** What is being asked **
Search the material below for the word "Diameter". Copy every line that has it.

Items from a figure collection
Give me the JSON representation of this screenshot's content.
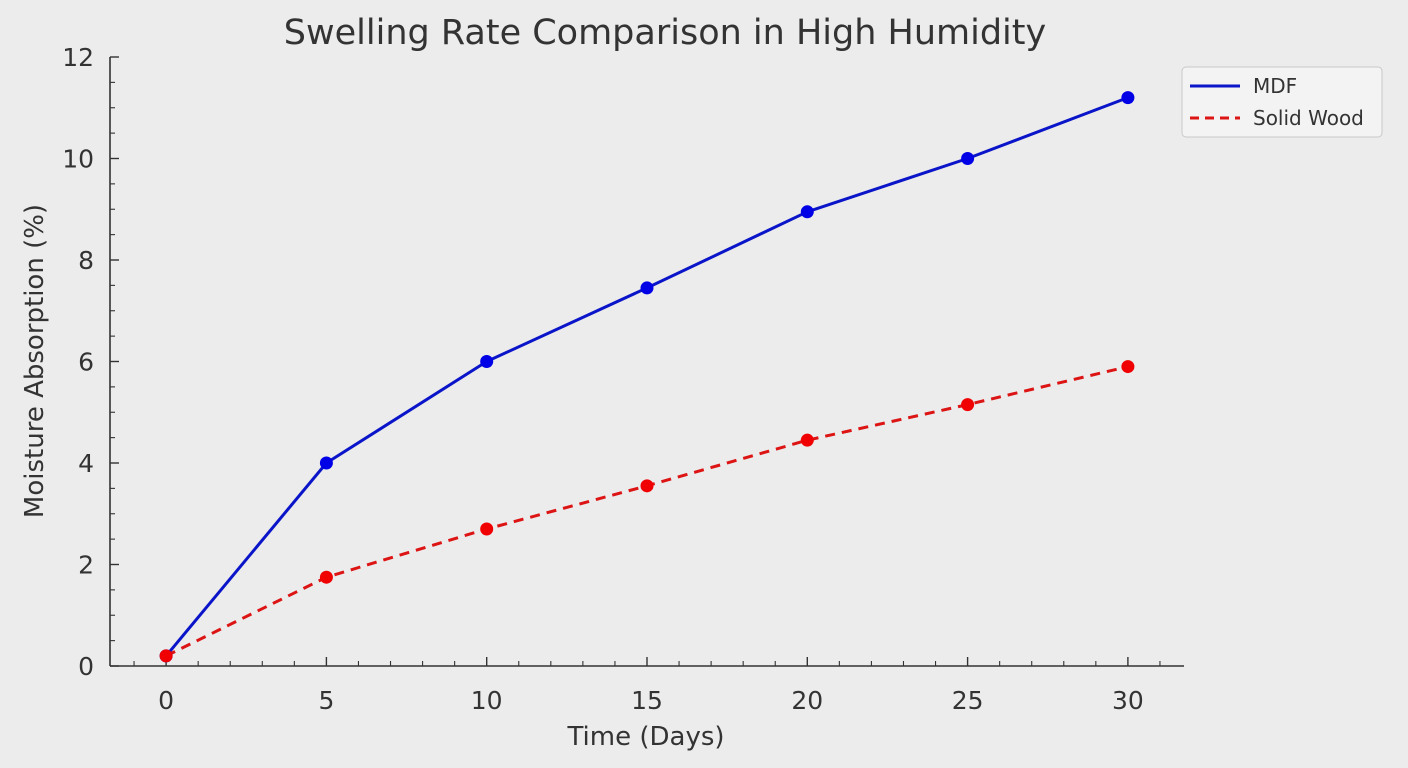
{
  "chart_data": {
    "type": "line",
    "title": "Swelling Rate Comparison in High Humidity",
    "xlabel": "Time (Days)",
    "ylabel": "Moisture Absorption (%)",
    "x": [
      0,
      5,
      10,
      15,
      20,
      25,
      30
    ],
    "x_ticks": [
      "0",
      "5",
      "10",
      "15",
      "20",
      "25",
      "30"
    ],
    "y_ticks": [
      "0",
      "2",
      "4",
      "6",
      "8",
      "10",
      "12"
    ],
    "xlim": [
      -1.75,
      31.75
    ],
    "ylim": [
      0,
      12
    ],
    "grid": false,
    "legend_position": "top-right",
    "series": [
      {
        "name": "MDF",
        "values": [
          0.2,
          4.0,
          6.0,
          7.45,
          8.95,
          10.0,
          11.2
        ],
        "color": "#0a14c8",
        "line_style": "solid",
        "marker_color": "#0000e6"
      },
      {
        "name": "Solid Wood",
        "values": [
          0.2,
          1.75,
          2.7,
          3.55,
          4.45,
          5.15,
          5.9
        ],
        "color": "#dc1414",
        "line_style": "dashed",
        "marker_color": "#f00000"
      }
    ]
  }
}
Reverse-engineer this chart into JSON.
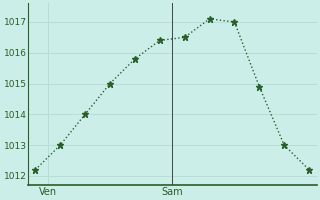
{
  "x_values": [
    0,
    1,
    2,
    3,
    4,
    5,
    6,
    7,
    8,
    9,
    10,
    11
  ],
  "y_values": [
    1012.2,
    1013.0,
    1014.0,
    1015.0,
    1015.8,
    1016.4,
    1016.5,
    1017.1,
    1017.0,
    1014.9,
    1013.0,
    1012.2
  ],
  "ven_x": 0.5,
  "sam_x": 5.5,
  "xtick_labels": [
    "Ven",
    "Sam"
  ],
  "ytick_positions": [
    1012,
    1013,
    1014,
    1015,
    1016,
    1017
  ],
  "ytick_labels": [
    "1012",
    "1013",
    "1014",
    "1015",
    "1016",
    "1017"
  ],
  "vline_x": 5.5,
  "ymin": 1011.7,
  "ymax": 1017.6,
  "xmin": -0.3,
  "xmax": 11.3,
  "line_color": "#2a5e2a",
  "bg_color": "#cceee8",
  "grid_color": "#b8dcd6",
  "marker": "*",
  "marker_size": 4.5,
  "line_width": 1.0,
  "tick_fontsize": 6.5,
  "xlabel_fontsize": 7.0
}
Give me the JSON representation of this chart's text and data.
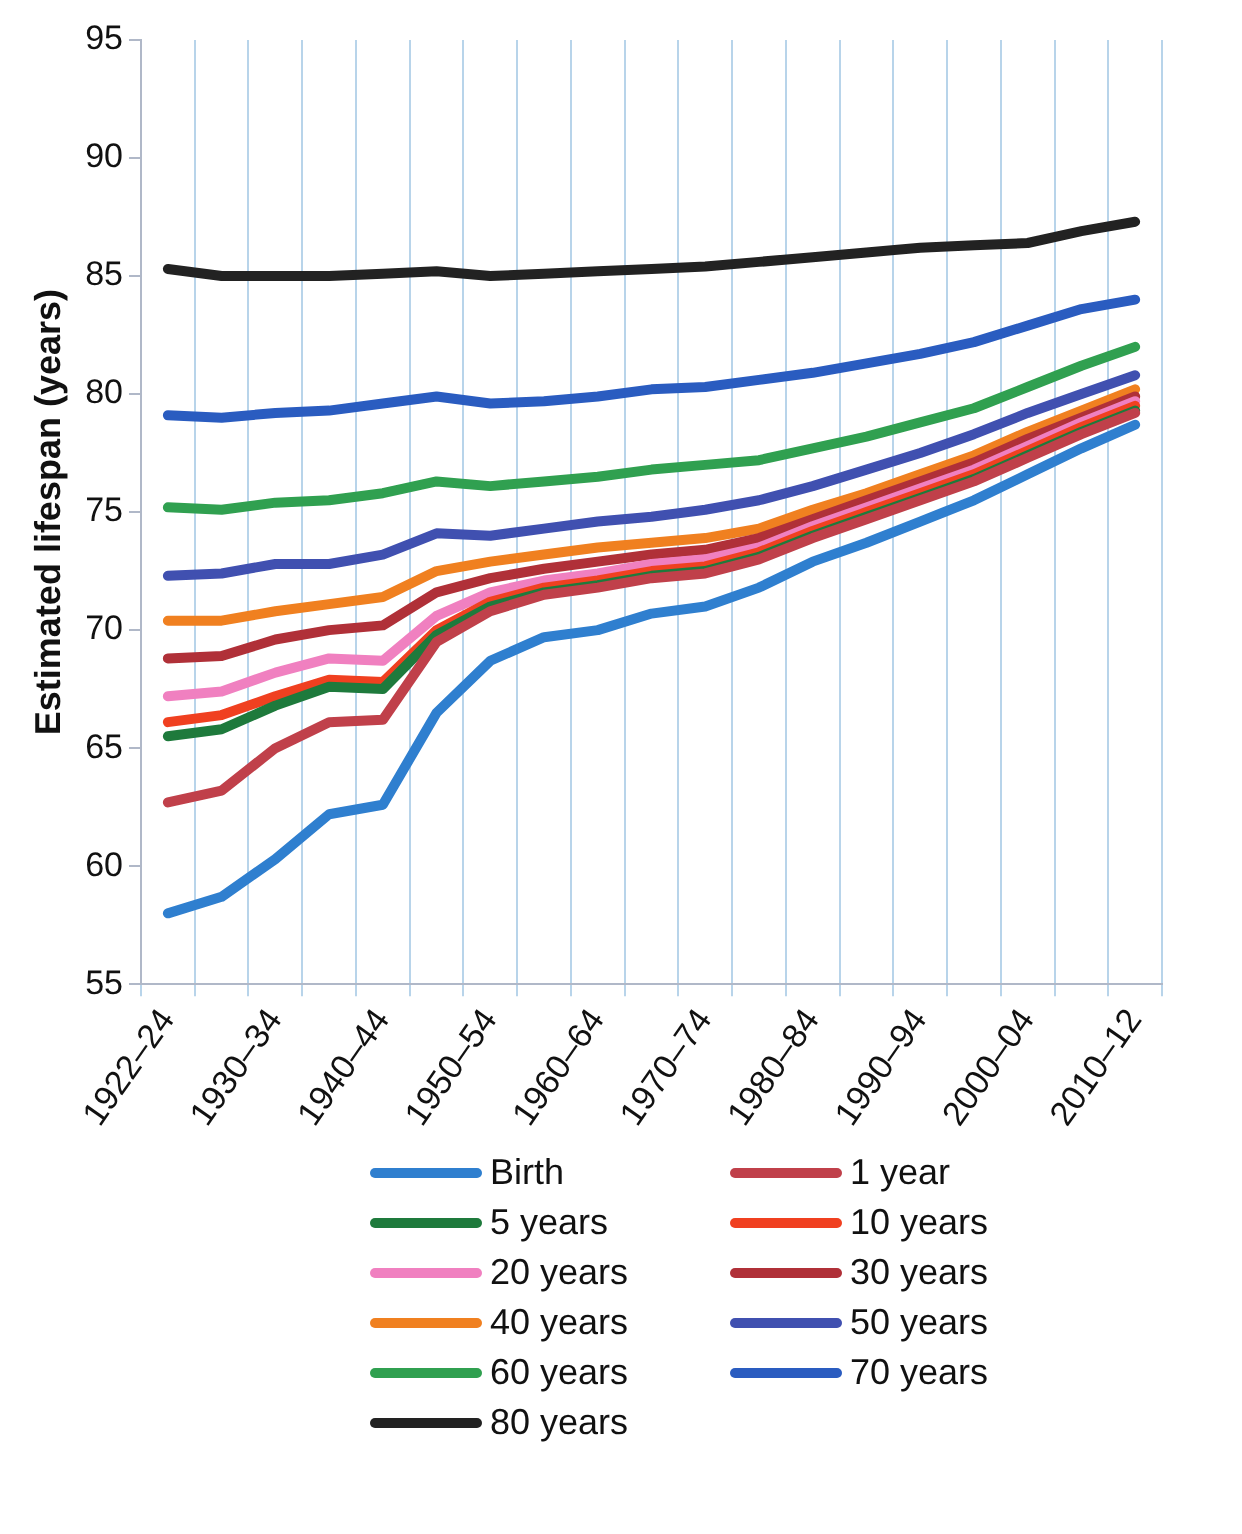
{
  "chart_data": {
    "type": "line",
    "ylabel": "Estimated lifespan (years)",
    "categories": [
      "1922–24",
      null,
      "1930–34",
      null,
      "1940–44",
      null,
      "1950–54",
      null,
      "1960–64",
      null,
      "1970–74",
      null,
      "1980–84",
      null,
      "1990–94",
      null,
      "2000–04",
      null,
      "2010–12"
    ],
    "ylim": [
      55,
      95
    ],
    "yticks": [
      55,
      60,
      65,
      70,
      75,
      80,
      85,
      90,
      95
    ],
    "grid": "x",
    "legend": "bottom",
    "marker": "none",
    "line_style": "solid",
    "series": [
      {
        "name": "Birth",
        "color": "#2f7fcf",
        "values": [
          58,
          58.7,
          60.3,
          62.2,
          62.6,
          66.5,
          68.7,
          69.7,
          70.0,
          70.7,
          71.0,
          71.8,
          72.9,
          73.7,
          74.6,
          75.5,
          76.6,
          77.7,
          78.7
        ]
      },
      {
        "name": "1 year",
        "color": "#c0404a",
        "values": [
          62.7,
          63.2,
          65.0,
          66.1,
          66.2,
          69.5,
          70.8,
          71.5,
          71.8,
          72.2,
          72.4,
          73.0,
          73.9,
          74.7,
          75.5,
          76.3,
          77.3,
          78.3,
          79.2
        ]
      },
      {
        "name": "5 years",
        "color": "#1e7a3c",
        "values": [
          65.5,
          65.8,
          66.8,
          67.6,
          67.5,
          69.8,
          71.0,
          71.6,
          71.9,
          72.3,
          72.5,
          73.1,
          74.0,
          74.8,
          75.6,
          76.4,
          77.4,
          78.4,
          79.3
        ]
      },
      {
        "name": "10 years",
        "color": "#f04020",
        "values": [
          66.1,
          66.4,
          67.2,
          67.9,
          67.8,
          70.0,
          71.2,
          71.8,
          72.1,
          72.5,
          72.7,
          73.3,
          74.2,
          75.0,
          75.8,
          76.6,
          77.6,
          78.6,
          79.5
        ]
      },
      {
        "name": "20 years",
        "color": "#f080c0",
        "values": [
          67.2,
          67.4,
          68.2,
          68.8,
          68.7,
          70.6,
          71.6,
          72.1,
          72.4,
          72.8,
          73.0,
          73.5,
          74.4,
          75.2,
          76.0,
          76.8,
          77.8,
          78.8,
          79.7
        ]
      },
      {
        "name": "30 years",
        "color": "#b03038",
        "values": [
          68.8,
          68.9,
          69.6,
          70.0,
          70.2,
          71.6,
          72.2,
          72.6,
          72.9,
          73.2,
          73.4,
          73.9,
          74.7,
          75.5,
          76.3,
          77.1,
          78.1,
          79.0,
          79.9
        ]
      },
      {
        "name": "40 years",
        "color": "#f08020",
        "values": [
          70.4,
          70.4,
          70.8,
          71.1,
          71.4,
          72.5,
          72.9,
          73.2,
          73.5,
          73.7,
          73.9,
          74.3,
          75.1,
          75.8,
          76.6,
          77.4,
          78.4,
          79.3,
          80.2
        ]
      },
      {
        "name": "50 years",
        "color": "#4050b0",
        "values": [
          72.3,
          72.4,
          72.8,
          72.8,
          73.2,
          74.1,
          74.0,
          74.3,
          74.6,
          74.8,
          75.1,
          75.5,
          76.1,
          76.8,
          77.5,
          78.3,
          79.2,
          80.0,
          80.8
        ]
      },
      {
        "name": "60 years",
        "color": "#30a050",
        "values": [
          75.2,
          75.1,
          75.4,
          75.5,
          75.8,
          76.3,
          76.1,
          76.3,
          76.5,
          76.8,
          77.0,
          77.2,
          77.7,
          78.2,
          78.8,
          79.4,
          80.3,
          81.2,
          82.0
        ]
      },
      {
        "name": "70 years",
        "color": "#2a5cc0",
        "values": [
          79.1,
          79.0,
          79.2,
          79.3,
          79.6,
          79.9,
          79.6,
          79.7,
          79.9,
          80.2,
          80.3,
          80.6,
          80.9,
          81.3,
          81.7,
          82.2,
          82.9,
          83.6,
          84.0
        ]
      },
      {
        "name": "80 years",
        "color": "#222222",
        "values": [
          85.3,
          85.0,
          85.0,
          85.0,
          85.1,
          85.2,
          85.0,
          85.1,
          85.2,
          85.3,
          85.4,
          85.6,
          85.8,
          86.0,
          86.2,
          86.3,
          86.4,
          86.9,
          87.3
        ]
      }
    ]
  }
}
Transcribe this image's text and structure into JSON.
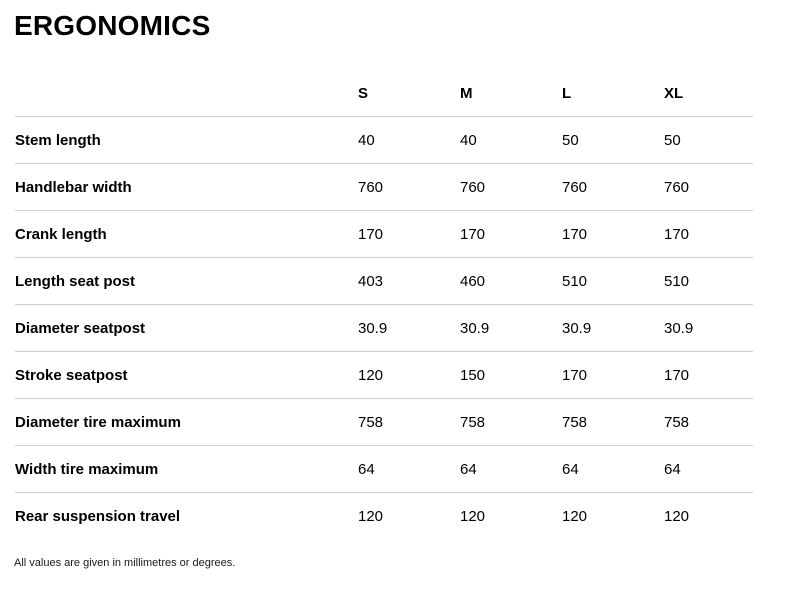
{
  "page": {
    "title": "ERGONOMICS",
    "footnote": "All values are given in millimetres or degrees."
  },
  "table": {
    "columns": [
      "S",
      "M",
      "L",
      "XL"
    ],
    "rows": [
      {
        "label": "Stem length",
        "values": [
          "40",
          "40",
          "50",
          "50"
        ]
      },
      {
        "label": "Handlebar width",
        "values": [
          "760",
          "760",
          "760",
          "760"
        ]
      },
      {
        "label": "Crank length",
        "values": [
          "170",
          "170",
          "170",
          "170"
        ]
      },
      {
        "label": "Length seat post",
        "values": [
          "403",
          "460",
          "510",
          "510"
        ]
      },
      {
        "label": "Diameter seatpost",
        "values": [
          "30.9",
          "30.9",
          "30.9",
          "30.9"
        ]
      },
      {
        "label": "Stroke seatpost",
        "values": [
          "120",
          "150",
          "170",
          "170"
        ]
      },
      {
        "label": "Diameter tire maximum",
        "values": [
          "758",
          "758",
          "758",
          "758"
        ]
      },
      {
        "label": "Width tire maximum",
        "values": [
          "64",
          "64",
          "64",
          "64"
        ]
      },
      {
        "label": "Rear suspension travel",
        "values": [
          "120",
          "120",
          "120",
          "120"
        ]
      }
    ]
  },
  "colors": {
    "text": "#000000",
    "divider": "#cccccc",
    "background": "#ffffff"
  }
}
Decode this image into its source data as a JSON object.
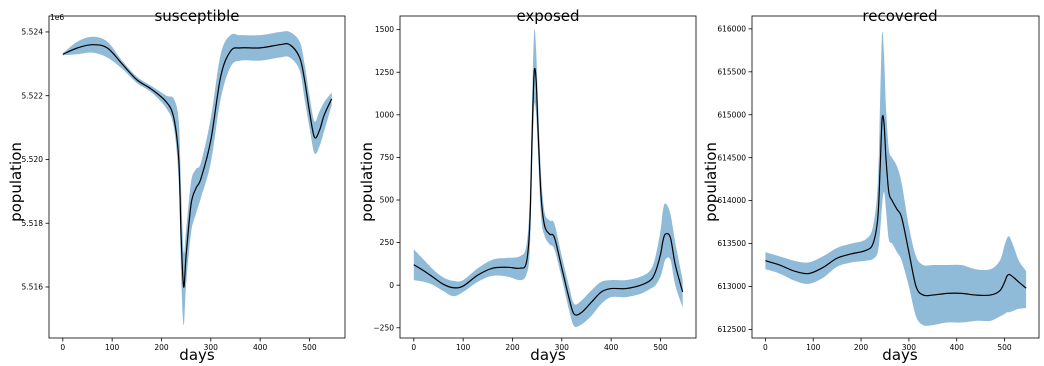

** Completed exercise **
        "label": "Diameter seatpost",
        "label": "Diameter tire maximum",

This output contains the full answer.